» Required task
The records below must be transcribed exactly. Do not include the pictures.
▶
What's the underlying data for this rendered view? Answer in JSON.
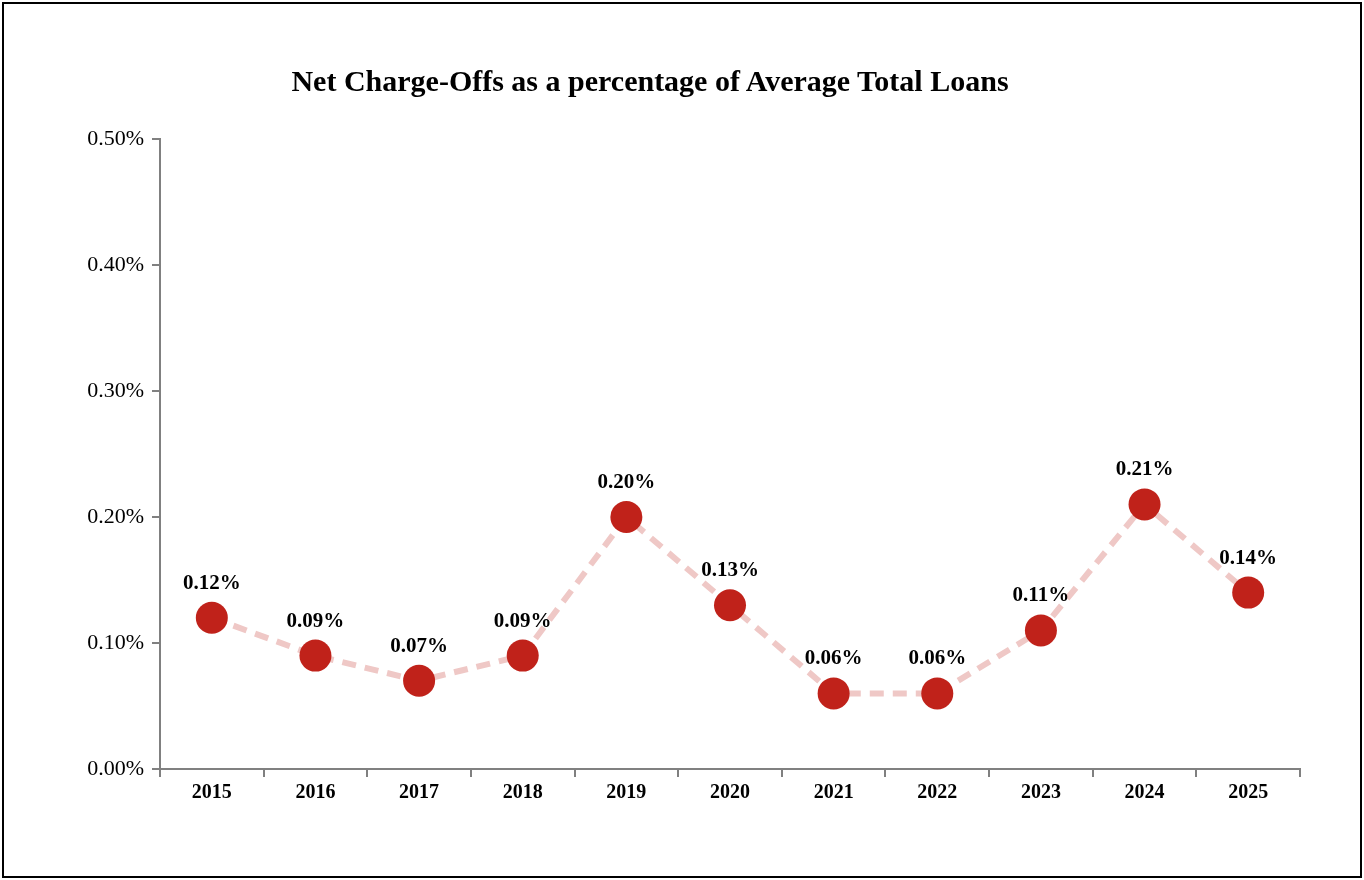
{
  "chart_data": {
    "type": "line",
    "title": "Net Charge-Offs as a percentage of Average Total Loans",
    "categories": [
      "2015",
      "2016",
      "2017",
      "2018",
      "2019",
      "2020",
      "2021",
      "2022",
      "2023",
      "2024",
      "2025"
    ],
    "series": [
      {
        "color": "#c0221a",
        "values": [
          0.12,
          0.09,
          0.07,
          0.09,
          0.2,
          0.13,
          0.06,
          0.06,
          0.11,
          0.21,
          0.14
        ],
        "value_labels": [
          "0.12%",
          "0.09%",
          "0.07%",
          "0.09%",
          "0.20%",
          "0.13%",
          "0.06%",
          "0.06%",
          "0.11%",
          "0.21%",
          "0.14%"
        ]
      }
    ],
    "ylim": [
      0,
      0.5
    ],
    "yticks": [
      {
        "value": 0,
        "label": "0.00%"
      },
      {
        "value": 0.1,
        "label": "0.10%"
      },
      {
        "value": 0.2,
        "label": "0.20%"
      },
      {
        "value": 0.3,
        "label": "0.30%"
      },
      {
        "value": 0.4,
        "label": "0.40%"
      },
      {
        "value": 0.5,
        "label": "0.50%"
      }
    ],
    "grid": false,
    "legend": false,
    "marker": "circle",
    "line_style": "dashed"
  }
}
◀
» Written response
What's the underlying data for this rendered view? Answer in JSON.
{
  "chart_data": {
    "type": "line",
    "title": "Net Charge-Offs as a percentage of Average Total Loans",
    "categories": [
      "2015",
      "2016",
      "2017",
      "2018",
      "2019",
      "2020",
      "2021",
      "2022",
      "2023",
      "2024",
      "2025"
    ],
    "series": [
      {
        "color": "#c0221a",
        "values": [
          0.12,
          0.09,
          0.07,
          0.09,
          0.2,
          0.13,
          0.06,
          0.06,
          0.11,
          0.21,
          0.14
        ],
        "value_labels": [
          "0.12%",
          "0.09%",
          "0.07%",
          "0.09%",
          "0.20%",
          "0.13%",
          "0.06%",
          "0.06%",
          "0.11%",
          "0.21%",
          "0.14%"
        ]
      }
    ],
    "ylim": [
      0,
      0.5
    ],
    "yticks": [
      {
        "value": 0,
        "label": "0.00%"
      },
      {
        "value": 0.1,
        "label": "0.10%"
      },
      {
        "value": 0.2,
        "label": "0.20%"
      },
      {
        "value": 0.3,
        "label": "0.30%"
      },
      {
        "value": 0.4,
        "label": "0.40%"
      },
      {
        "value": 0.5,
        "label": "0.50%"
      }
    ],
    "grid": false,
    "legend": false,
    "marker": "circle",
    "line_style": "dashed"
  }
}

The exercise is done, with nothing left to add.